DO THIS: Pictures do not belong in the copy; quote every entry below exactly.

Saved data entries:
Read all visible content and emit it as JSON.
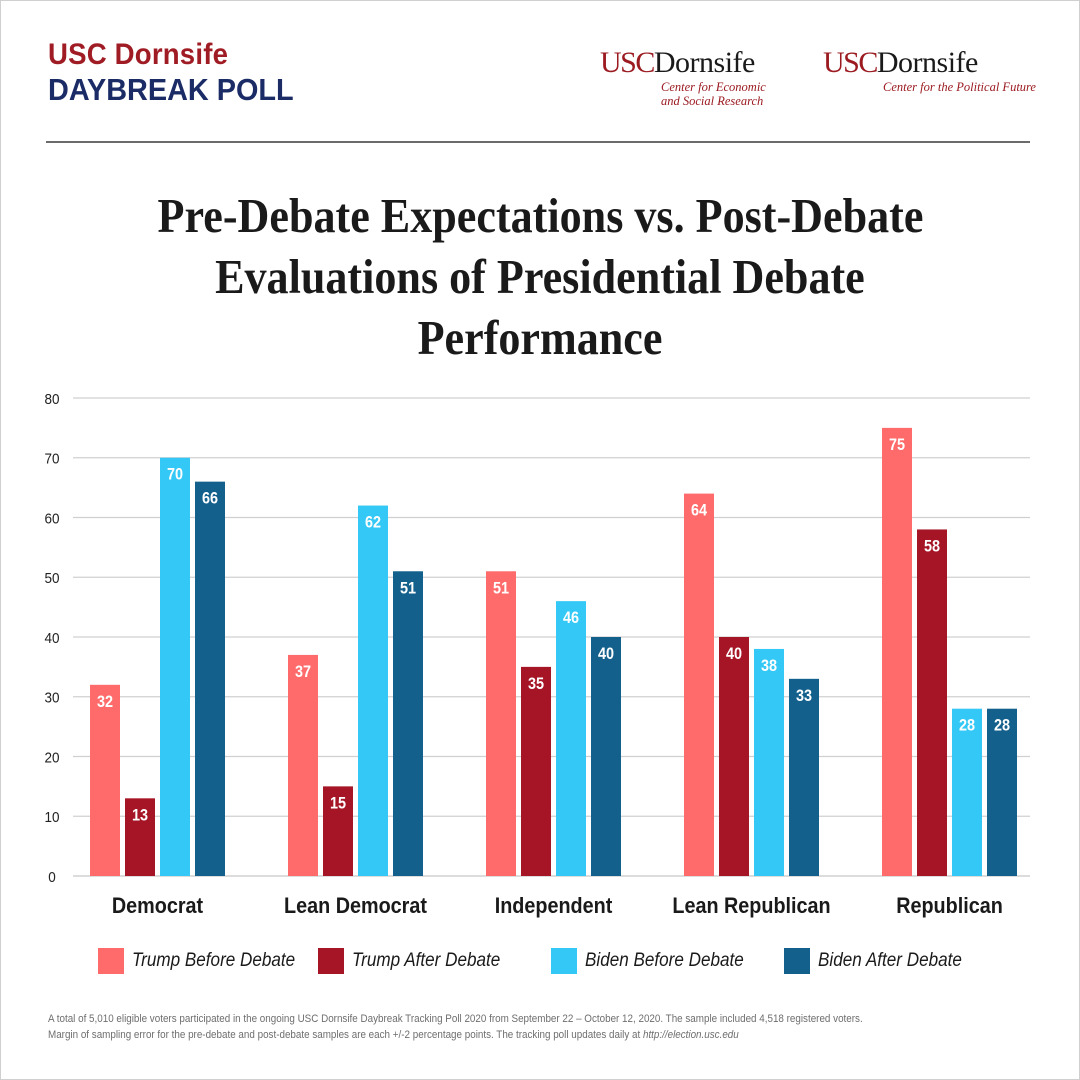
{
  "header": {
    "brand_line1": "USC Dornsife",
    "brand_line2": "DAYBREAK POLL",
    "logos": [
      {
        "usc": "USC",
        "name": "Dornsife",
        "sub_lines": [
          "Center for Economic",
          "and Social Research"
        ]
      },
      {
        "usc": "USC",
        "name": "Dornsife",
        "sub_lines": [
          "Center for the Political Future"
        ]
      }
    ]
  },
  "colors": {
    "brand_red": "#a01c24",
    "brand_navy": "#1a2b66",
    "trump_before": "#ff6b6b",
    "trump_after": "#a51526",
    "biden_before": "#33c8f5",
    "biden_after": "#13608c",
    "grid": "#d0d0d0"
  },
  "chart_data": {
    "type": "bar",
    "title": "Pre-Debate Expectations vs. Post-Debate Evaluations of Presidential Debate Performance",
    "title_lines": [
      "Pre-Debate Expectations vs. Post-Debate",
      "Evaluations of Presidential Debate",
      "Performance"
    ],
    "xlabel": "",
    "ylabel": "",
    "ylim": [
      0,
      80
    ],
    "yticks": [
      0,
      10,
      20,
      30,
      40,
      50,
      60,
      70,
      80
    ],
    "grid": true,
    "legend_position": "bottom",
    "categories": [
      "Democrat",
      "Lean Democrat",
      "Independent",
      "Lean Republican",
      "Republican"
    ],
    "series": [
      {
        "name": "Trump Before Debate",
        "color_key": "trump_before",
        "values": [
          32,
          37,
          51,
          64,
          75
        ]
      },
      {
        "name": "Trump After Debate",
        "color_key": "trump_after",
        "values": [
          13,
          15,
          35,
          40,
          58
        ]
      },
      {
        "name": "Biden Before Debate",
        "color_key": "biden_before",
        "values": [
          70,
          62,
          46,
          38,
          28
        ]
      },
      {
        "name": "Biden After Debate",
        "color_key": "biden_after",
        "values": [
          66,
          51,
          40,
          33,
          28
        ]
      }
    ]
  },
  "footnote": {
    "line1": "A total of 5,010 eligible voters participated in the ongoing USC Dornsife Daybreak Tracking Poll 2020 from September 22 – October 12, 2020. The sample included 4,518 registered voters.",
    "line2_text": "Margin of sampling error for the pre-debate and post-debate samples are each +/-2 percentage points. The tracking poll updates daily at ",
    "line2_link": "http://election.usc.edu"
  }
}
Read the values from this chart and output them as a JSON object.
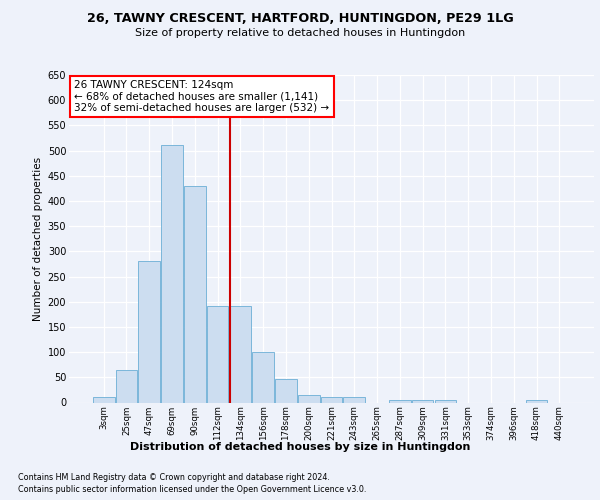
{
  "title1": "26, TAWNY CRESCENT, HARTFORD, HUNTINGDON, PE29 1LG",
  "title2": "Size of property relative to detached houses in Huntingdon",
  "xlabel": "Distribution of detached houses by size in Huntingdon",
  "ylabel": "Number of detached properties",
  "bar_color": "#ccddf0",
  "bar_edge_color": "#6baed6",
  "categories": [
    "3sqm",
    "25sqm",
    "47sqm",
    "69sqm",
    "90sqm",
    "112sqm",
    "134sqm",
    "156sqm",
    "178sqm",
    "200sqm",
    "221sqm",
    "243sqm",
    "265sqm",
    "287sqm",
    "309sqm",
    "331sqm",
    "353sqm",
    "374sqm",
    "396sqm",
    "418sqm",
    "440sqm"
  ],
  "values": [
    10,
    65,
    280,
    512,
    430,
    192,
    192,
    100,
    46,
    15,
    11,
    11,
    0,
    5,
    5,
    4,
    0,
    0,
    0,
    4,
    0
  ],
  "annotation_text": "26 TAWNY CRESCENT: 124sqm\n← 68% of detached houses are smaller (1,141)\n32% of semi-detached houses are larger (532) →",
  "annotation_box_color": "white",
  "annotation_box_edge_color": "red",
  "red_line_color": "#cc0000",
  "ylim": [
    0,
    650
  ],
  "yticks": [
    0,
    50,
    100,
    150,
    200,
    250,
    300,
    350,
    400,
    450,
    500,
    550,
    600,
    650
  ],
  "footer1": "Contains HM Land Registry data © Crown copyright and database right 2024.",
  "footer2": "Contains public sector information licensed under the Open Government Licence v3.0.",
  "bg_color": "#eef2fa",
  "plot_bg_color": "#eef2fa"
}
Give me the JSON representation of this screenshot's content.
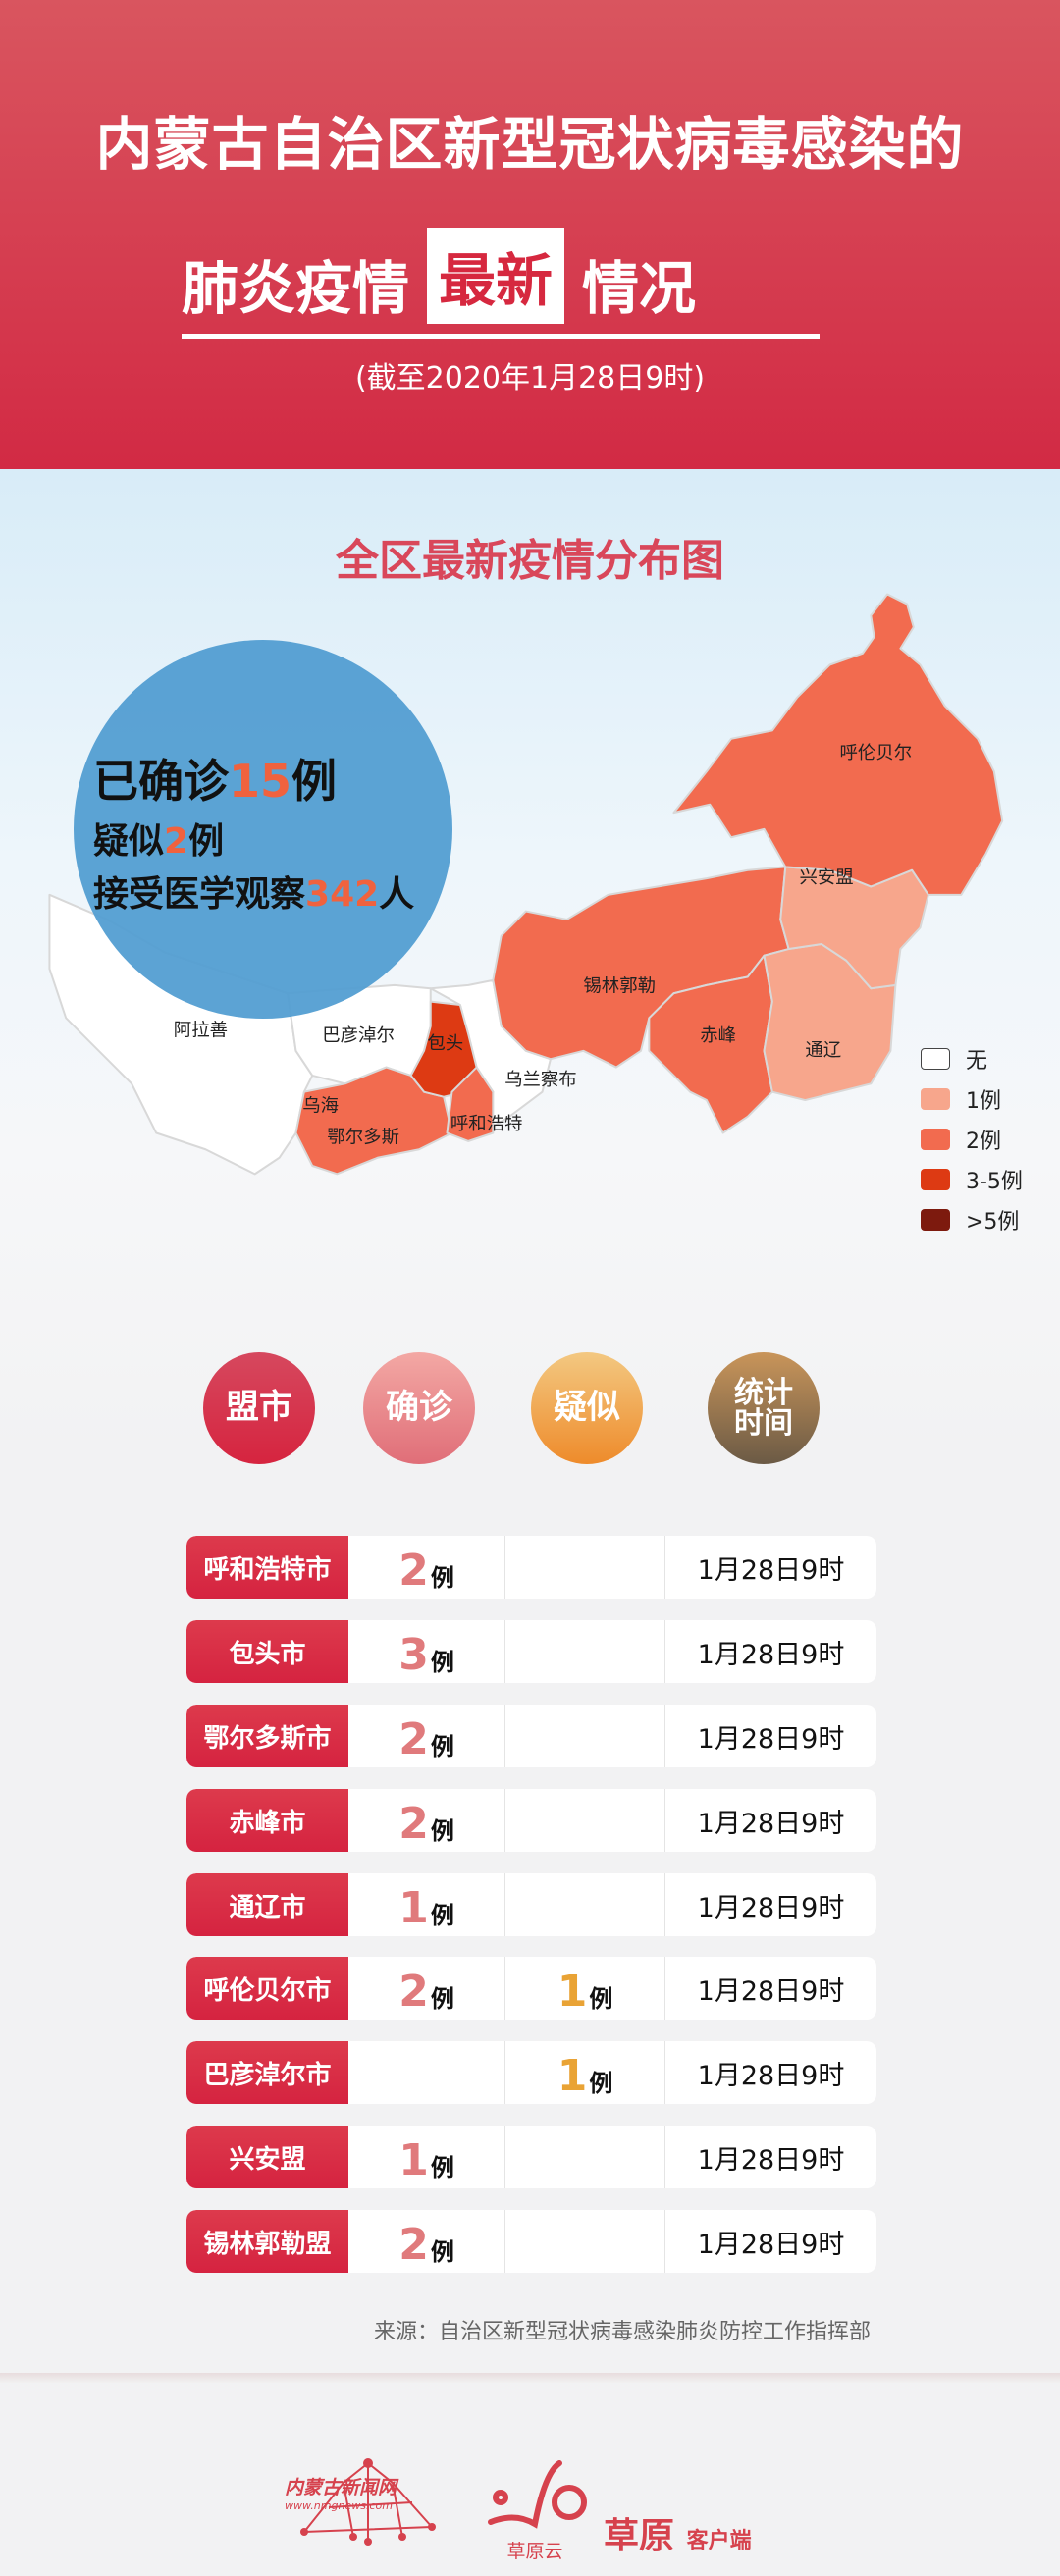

RESULT FOR THIS EXERCISE:
Read all visible content and emit it as JSON.
{
  "header": {
    "brand_line1": "USC Dornsife",
    "brand_line2": "DAYBREAK POLL",
    "logos": [
      {
        "usc": "USC",
        "name": "Dornsife",
        "sub_lines": [
          "Center for Economic",
          "and Social Research"
        ]
      },
      {
        "usc": "USC",
        "name": "Dornsife",
        "sub_lines": [
          "Center for the Political Future"
        ]
      }
    ]
  },
  "colors": {
    "brand_red": "#a01c24",
    "brand_navy": "#1a2b66",
    "trump_before": "#ff6b6b",
    "trump_after": "#a51526",
    "biden_before": "#33c8f5",
    "biden_after": "#13608c",
    "grid": "#d0d0d0"
  },
  "chart_data": {
    "type": "bar",
    "title": "Pre-Debate Expectations vs. Post-Debate Evaluations of Presidential Debate Performance",
    "title_lines": [
      "Pre-Debate Expectations vs. Post-Debate",
      "Evaluations of Presidential Debate",
      "Performance"
    ],
    "xlabel": "",
    "ylabel": "",
    "ylim": [
      0,
      80
    ],
    "yticks": [
      0,
      10,
      20,
      30,
      40,
      50,
      60,
      70,
      80
    ],
    "grid": true,
    "legend_position": "bottom",
    "categories": [
      "Democrat",
      "Lean Democrat",
      "Independent",
      "Lean Republican",
      "Republican"
    ],
    "series": [
      {
        "name": "Trump Before Debate",
        "color_key": "trump_before",
        "values": [
          32,
          37,
          51,
          64,
          75
        ]
      },
      {
        "name": "Trump After Debate",
        "color_key": "trump_after",
        "values": [
          13,
          15,
          35,
          40,
          58
        ]
      },
      {
        "name": "Biden Before Debate",
        "color_key": "biden_before",
        "values": [
          70,
          62,
          46,
          38,
          28
        ]
      },
      {
        "name": "Biden After Debate",
        "color_key": "biden_after",
        "values": [
          66,
          51,
          40,
          33,
          28
        ]
      }
    ]
  },
  "footnote": {
    "line1": "A total of 5,010 eligible voters participated in the ongoing USC Dornsife Daybreak Tracking Poll 2020 from September 22 – October 12, 2020. The sample included 4,518 registered voters.",
    "line2_text": "Margin of sampling error for the pre-debate and post-debate samples are each +/-2 percentage points. The tracking poll updates daily at ",
    "line2_link": "http://election.usc.edu"
  }
}
Read the values from this chart and output them as a JSON object.
{
  "title1": "26, TAWNY CRESCENT, HARTFORD, HUNTINGDON, PE29 1LG",
  "title2": "Size of property relative to detached houses in Huntingdon",
  "xlabel": "Distribution of detached houses by size in Huntingdon",
  "ylabel": "Number of detached properties",
  "bar_color": "#ccddf0",
  "bar_edge_color": "#6baed6",
  "categories": [
    "3sqm",
    "25sqm",
    "47sqm",
    "69sqm",
    "90sqm",
    "112sqm",
    "134sqm",
    "156sqm",
    "178sqm",
    "200sqm",
    "221sqm",
    "243sqm",
    "265sqm",
    "287sqm",
    "309sqm",
    "331sqm",
    "353sqm",
    "374sqm",
    "396sqm",
    "418sqm",
    "440sqm"
  ],
  "values": [
    10,
    65,
    280,
    512,
    430,
    192,
    192,
    100,
    46,
    15,
    11,
    11,
    0,
    5,
    5,
    4,
    0,
    0,
    0,
    4,
    0
  ],
  "annotation_text": "26 TAWNY CRESCENT: 124sqm\n← 68% of detached houses are smaller (1,141)\n32% of semi-detached houses are larger (532) →",
  "annotation_box_color": "white",
  "annotation_box_edge_color": "red",
  "red_line_color": "#cc0000",
  "ylim": [
    0,
    650
  ],
  "yticks": [
    0,
    50,
    100,
    150,
    200,
    250,
    300,
    350,
    400,
    450,
    500,
    550,
    600,
    650
  ],
  "footer1": "Contains HM Land Registry data © Crown copyright and database right 2024.",
  "footer2": "Contains public sector information licensed under the Open Government Licence v3.0.",
  "bg_color": "#eef2fa",
  "plot_bg_color": "#eef2fa"
}
Give me the JSON representation of this screenshot's content.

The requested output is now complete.